REQUIRED TASK:
Reproduce each line exactly.

RECORD LIST:
++++
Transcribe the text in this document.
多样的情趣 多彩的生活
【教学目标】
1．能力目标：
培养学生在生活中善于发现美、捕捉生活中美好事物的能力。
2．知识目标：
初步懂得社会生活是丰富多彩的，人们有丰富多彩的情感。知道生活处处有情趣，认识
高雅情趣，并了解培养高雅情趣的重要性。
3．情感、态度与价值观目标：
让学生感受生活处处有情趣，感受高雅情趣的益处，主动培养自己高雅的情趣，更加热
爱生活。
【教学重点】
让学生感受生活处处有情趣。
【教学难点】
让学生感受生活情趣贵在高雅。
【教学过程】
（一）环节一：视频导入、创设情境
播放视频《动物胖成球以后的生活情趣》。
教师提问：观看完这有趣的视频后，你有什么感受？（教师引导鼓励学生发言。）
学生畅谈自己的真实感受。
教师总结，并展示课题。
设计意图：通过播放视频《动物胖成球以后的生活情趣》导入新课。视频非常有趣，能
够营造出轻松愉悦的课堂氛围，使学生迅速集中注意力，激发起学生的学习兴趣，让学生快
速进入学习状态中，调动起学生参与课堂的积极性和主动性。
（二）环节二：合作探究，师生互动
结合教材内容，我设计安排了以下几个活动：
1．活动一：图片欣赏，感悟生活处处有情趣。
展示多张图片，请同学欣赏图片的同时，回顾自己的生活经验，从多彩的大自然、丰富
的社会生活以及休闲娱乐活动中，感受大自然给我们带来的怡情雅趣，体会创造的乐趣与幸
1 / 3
++++
ANSWER TO THIS PROBLEM:
Transcribe the text in this document.
多样的情趣 多彩的生活
【教学目标】
1．能力目标：
培养学生在生活中善于发现美、捕捉生活中美好事物的能力。
2．知识目标：
初步懂得社会生活是丰富多彩的，人们有丰富多彩的情感。知道生活处处有情趣，认识
高雅情趣，并了解培养高雅情趣的重要性。
3．情感、态度与价值观目标：
让学生感受生活处处有情趣，感受高雅情趣的益处，主动培养自己高雅的情趣，更加热
爱生活。
【教学重点】
让学生感受生活处处有情趣。
【教学难点】
让学生感受生活情趣贵在高雅。
【教学过程】
（一）环节一：视频导入、创设情境
播放视频《动物胖成球以后的生活情趣》。
教师提问：观看完这有趣的视频后，你有什么感受？（教师引导鼓励学生发言。）
学生畅谈自己的真实感受。
教师总结，并展示课题。
设计意图：通过播放视频《动物胖成球以后的生活情趣》导入新课。视频非常有趣，能
够营造出轻松愉悦的课堂氛围，使学生迅速集中注意力，激发起学生的学习兴趣，让学生快
速进入学习状态中，调动起学生参与课堂的积极性和主动性。
（二）环节二：合作探究，师生互动
结合教材内容，我设计安排了以下几个活动：
1．活动一：图片欣赏，感悟生活处处有情趣。
展示多张图片，请同学欣赏图片的同时，回顾自己的生活经验，从多彩的大自然、丰富
的社会生活以及休闲娱乐活动中，感受大自然给我们带来的怡情雅趣，体会创造的乐趣与幸
1 / 3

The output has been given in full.